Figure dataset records
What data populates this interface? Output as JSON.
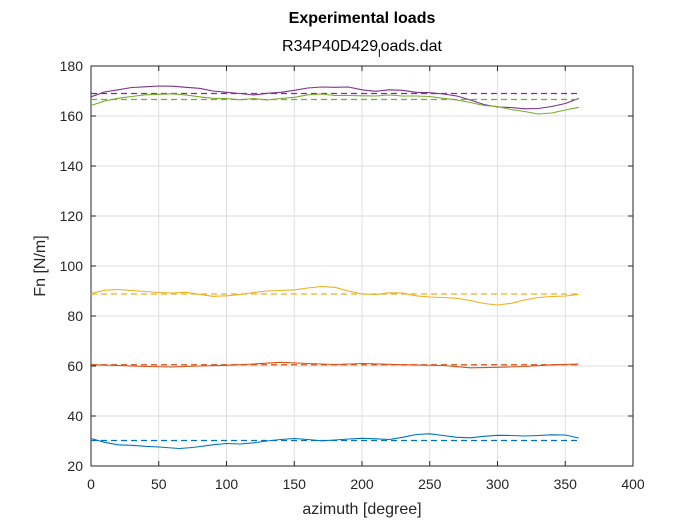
{
  "chart_data": {
    "type": "line",
    "title": "Experimental loads",
    "subtitle": "R34P40D429_loads.dat",
    "subtitle_parts": {
      "before": "R34P40D429",
      "sub": "l",
      "after": "oads.dat"
    },
    "xlabel": "azimuth [degree]",
    "ylabel": "Fn [N/m]",
    "xlim": [
      0,
      400
    ],
    "ylim": [
      20,
      180
    ],
    "xticks": [
      0,
      50,
      100,
      150,
      200,
      250,
      300,
      350,
      400
    ],
    "yticks": [
      20,
      40,
      60,
      80,
      100,
      120,
      140,
      160,
      180
    ],
    "grid": true,
    "series": [
      {
        "color": "#0072BD",
        "mean": 30.2,
        "x": [
          0,
          10,
          20,
          30,
          40,
          50,
          60,
          65,
          75,
          90,
          100,
          110,
          120,
          130,
          140,
          150,
          160,
          170,
          180,
          190,
          200,
          210,
          220,
          230,
          240,
          250,
          260,
          270,
          280,
          290,
          300,
          310,
          320,
          330,
          340,
          350,
          360
        ],
        "y": [
          31,
          29.5,
          28.5,
          28.3,
          27.9,
          27.6,
          27.2,
          27,
          27.4,
          28.5,
          29,
          28.8,
          29.3,
          30,
          30.6,
          31,
          30.6,
          30.1,
          30.4,
          30.8,
          31.1,
          30.9,
          30.6,
          31.5,
          32.6,
          32.9,
          32.2,
          31.5,
          31.3,
          31.9,
          32.3,
          32.2,
          32,
          32.2,
          32.5,
          32.4,
          31.2
        ]
      },
      {
        "color": "#D95319",
        "mean": 60.5,
        "x": [
          0,
          20,
          40,
          60,
          80,
          100,
          120,
          140,
          160,
          180,
          200,
          220,
          240,
          260,
          280,
          300,
          320,
          340,
          360
        ],
        "y": [
          60.5,
          60.2,
          59.8,
          59.6,
          60,
          60.3,
          60.8,
          61.5,
          61,
          60.6,
          61,
          60.7,
          60.4,
          60.2,
          59.3,
          59.5,
          59.8,
          60.5,
          60.8
        ]
      },
      {
        "color": "#EDB120",
        "mean": 88.8,
        "x": [
          0,
          10,
          20,
          30,
          40,
          50,
          60,
          70,
          80,
          90,
          100,
          110,
          120,
          130,
          140,
          150,
          160,
          170,
          180,
          190,
          200,
          210,
          220,
          230,
          240,
          250,
          260,
          270,
          280,
          290,
          300,
          310,
          320,
          330,
          340,
          350,
          360
        ],
        "y": [
          89,
          90.3,
          90.6,
          90.2,
          89.8,
          89.4,
          89.2,
          89.5,
          88.7,
          87.9,
          88.1,
          88.6,
          89.4,
          90,
          90.2,
          90.5,
          91.2,
          91.8,
          91.5,
          90,
          88.8,
          88.6,
          89.3,
          89.2,
          88.1,
          87.6,
          87.4,
          87.1,
          86.2,
          85,
          84.4,
          85.1,
          86.4,
          87.4,
          87.8,
          88,
          88.6
        ]
      },
      {
        "color": "#7E2F8E",
        "mean": 169,
        "x": [
          0,
          10,
          20,
          30,
          40,
          50,
          60,
          70,
          80,
          90,
          100,
          110,
          120,
          130,
          140,
          150,
          160,
          170,
          180,
          190,
          200,
          210,
          220,
          230,
          240,
          250,
          260,
          270,
          280,
          290,
          300,
          310,
          320,
          330,
          340,
          350,
          360
        ],
        "y": [
          167.7,
          169.6,
          170.5,
          171.4,
          171.7,
          172,
          171.9,
          171.5,
          171.1,
          170,
          169.5,
          169,
          168.4,
          169.1,
          169.5,
          170.3,
          171.2,
          171.6,
          171.5,
          171.6,
          170.5,
          169.9,
          170.5,
          170.3,
          169.5,
          169.3,
          168.8,
          168,
          166.4,
          164.6,
          163.6,
          163.4,
          162.9,
          163,
          163.8,
          165,
          167
        ]
      },
      {
        "color": "#77AC30",
        "mean": 166.6,
        "x": [
          0,
          10,
          20,
          30,
          40,
          50,
          60,
          70,
          80,
          90,
          100,
          110,
          120,
          130,
          140,
          150,
          160,
          170,
          180,
          190,
          200,
          210,
          220,
          230,
          240,
          250,
          260,
          270,
          280,
          290,
          300,
          310,
          320,
          330,
          340,
          350,
          360
        ],
        "y": [
          164.2,
          166,
          167.1,
          167.8,
          168.5,
          168.7,
          168.9,
          168.4,
          167.7,
          167.1,
          167,
          166.5,
          167,
          166.4,
          167,
          167.5,
          168.5,
          168.8,
          168.2,
          168.2,
          168.1,
          168,
          168.4,
          168,
          168,
          167.8,
          167.1,
          166.4,
          165.4,
          164.2,
          163.8,
          162.6,
          161.8,
          160.8,
          161.2,
          162.4,
          163.5
        ]
      }
    ]
  }
}
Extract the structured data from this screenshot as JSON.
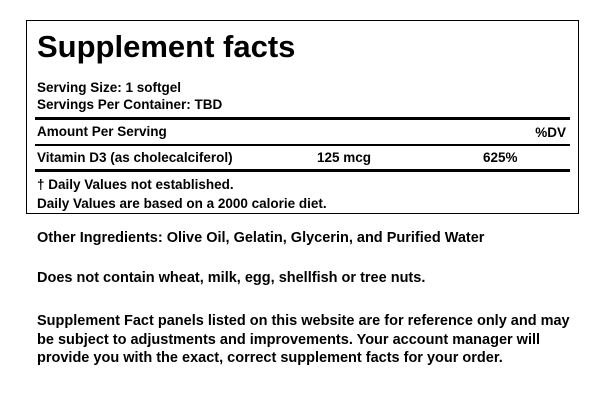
{
  "label": {
    "title": "Supplement facts",
    "serving_size": "Serving Size: 1 softgel",
    "servings_per_container": "Servings Per Container: TBD",
    "amount_header": "Amount Per Serving",
    "dv_header": "%DV",
    "rows": [
      [
        "Vitamin D3 (as cholecalciferol)",
        "125 mcg",
        "625%"
      ]
    ],
    "footnotes": [
      "† Daily Values not established.",
      "Daily Values are based on a 2000 calorie diet."
    ]
  },
  "notes": [
    "Other Ingredients: Olive Oil, Gelatin, Glycerin, and Purified Water",
    "Does not contain wheat, milk, egg, shellfish or tree nuts.",
    "Supplement Fact panels listed on this website are for reference only and may be subject to adjustments and improvements. Your account manager will provide you with the exact, correct supplement facts for your order."
  ]
}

• _Set exercise_
Output the records above exactly; leave out the pictures.

• _Result of this task_
What data populates this interface? Output as JSON.
{
  "chart_data": {
    "type": "line",
    "title": "Experimental loads",
    "subtitle": "R34P40D429_loads.dat",
    "subtitle_parts": {
      "before": "R34P40D429",
      "sub": "l",
      "after": "oads.dat"
    },
    "xlabel": "azimuth [degree]",
    "ylabel": "Fn [N/m]",
    "xlim": [
      0,
      400
    ],
    "ylim": [
      20,
      180
    ],
    "xticks": [
      0,
      50,
      100,
      150,
      200,
      250,
      300,
      350,
      400
    ],
    "yticks": [
      20,
      40,
      60,
      80,
      100,
      120,
      140,
      160,
      180
    ],
    "grid": true,
    "series": [
      {
        "color": "#0072BD",
        "mean": 30.2,
        "x": [
          0,
          10,
          20,
          30,
          40,
          50,
          60,
          65,
          75,
          90,
          100,
          110,
          120,
          130,
          140,
          150,
          160,
          170,
          180,
          190,
          200,
          210,
          220,
          230,
          240,
          250,
          260,
          270,
          280,
          290,
          300,
          310,
          320,
          330,
          340,
          350,
          360
        ],
        "y": [
          31,
          29.5,
          28.5,
          28.3,
          27.9,
          27.6,
          27.2,
          27,
          27.4,
          28.5,
          29,
          28.8,
          29.3,
          30,
          30.6,
          31,
          30.6,
          30.1,
          30.4,
          30.8,
          31.1,
          30.9,
          30.6,
          31.5,
          32.6,
          32.9,
          32.2,
          31.5,
          31.3,
          31.9,
          32.3,
          32.2,
          32,
          32.2,
          32.5,
          32.4,
          31.2
        ]
      },
      {
        "color": "#D95319",
        "mean": 60.5,
        "x": [
          0,
          20,
          40,
          60,
          80,
          100,
          120,
          140,
          160,
          180,
          200,
          220,
          240,
          260,
          280,
          300,
          320,
          340,
          360
        ],
        "y": [
          60.5,
          60.2,
          59.8,
          59.6,
          60,
          60.3,
          60.8,
          61.5,
          61,
          60.6,
          61,
          60.7,
          60.4,
          60.2,
          59.3,
          59.5,
          59.8,
          60.5,
          60.8
        ]
      },
      {
        "color": "#EDB120",
        "mean": 88.8,
        "x": [
          0,
          10,
          20,
          30,
          40,
          50,
          60,
          70,
          80,
          90,
          100,
          110,
          120,
          130,
          140,
          150,
          160,
          170,
          180,
          190,
          200,
          210,
          220,
          230,
          240,
          250,
          260,
          270,
          280,
          290,
          300,
          310,
          320,
          330,
          340,
          350,
          360
        ],
        "y": [
          89,
          90.3,
          90.6,
          90.2,
          89.8,
          89.4,
          89.2,
          89.5,
          88.7,
          87.9,
          88.1,
          88.6,
          89.4,
          90,
          90.2,
          90.5,
          91.2,
          91.8,
          91.5,
          90,
          88.8,
          88.6,
          89.3,
          89.2,
          88.1,
          87.6,
          87.4,
          87.1,
          86.2,
          85,
          84.4,
          85.1,
          86.4,
          87.4,
          87.8,
          88,
          88.6
        ]
      },
      {
        "color": "#7E2F8E",
        "mean": 169,
        "x": [
          0,
          10,
          20,
          30,
          40,
          50,
          60,
          70,
          80,
          90,
          100,
          110,
          120,
          130,
          140,
          150,
          160,
          170,
          180,
          190,
          200,
          210,
          220,
          230,
          240,
          250,
          260,
          270,
          280,
          290,
          300,
          310,
          320,
          330,
          340,
          350,
          360
        ],
        "y": [
          167.7,
          169.6,
          170.5,
          171.4,
          171.7,
          172,
          171.9,
          171.5,
          171.1,
          170,
          169.5,
          169,
          168.4,
          169.1,
          169.5,
          170.3,
          171.2,
          171.6,
          171.5,
          171.6,
          170.5,
          169.9,
          170.5,
          170.3,
          169.5,
          169.3,
          168.8,
          168,
          166.4,
          164.6,
          163.6,
          163.4,
          162.9,
          163,
          163.8,
          165,
          167
        ]
      },
      {
        "color": "#77AC30",
        "mean": 166.6,
        "x": [
          0,
          10,
          20,
          30,
          40,
          50,
          60,
          70,
          80,
          90,
          100,
          110,
          120,
          130,
          140,
          150,
          160,
          170,
          180,
          190,
          200,
          210,
          220,
          230,
          240,
          250,
          260,
          270,
          280,
          290,
          300,
          310,
          320,
          330,
          340,
          350,
          360
        ],
        "y": [
          164.2,
          166,
          167.1,
          167.8,
          168.5,
          168.7,
          168.9,
          168.4,
          167.7,
          167.1,
          167,
          166.5,
          167,
          166.4,
          167,
          167.5,
          168.5,
          168.8,
          168.2,
          168.2,
          168.1,
          168,
          168.4,
          168,
          168,
          167.8,
          167.1,
          166.4,
          165.4,
          164.2,
          163.8,
          162.6,
          161.8,
          160.8,
          161.2,
          162.4,
          163.5
        ]
      }
    ]
  }
}
Extract the structured data from this screenshot as JSON.
{
  "label": {
    "title": "Supplement facts",
    "serving_size": "Serving Size: 1 softgel",
    "servings_per_container": "Servings Per Container: TBD",
    "amount_header": "Amount Per Serving",
    "dv_header": "%DV",
    "rows": [
      [
        "Vitamin D3 (as cholecalciferol)",
        "125 mcg",
        "625%"
      ]
    ],
    "footnotes": [
      "† Daily Values not established.",
      "Daily Values are based on a 2000 calorie diet."
    ]
  },
  "notes": [
    "Other Ingredients: Olive Oil, Gelatin, Glycerin, and Purified Water",
    "Does not contain wheat, milk, egg, shellfish or tree nuts.",
    "Supplement Fact panels listed on this website are for reference only and may be subject to adjustments and improvements. Your account manager will provide you with the exact, correct supplement facts for your order."
  ]
}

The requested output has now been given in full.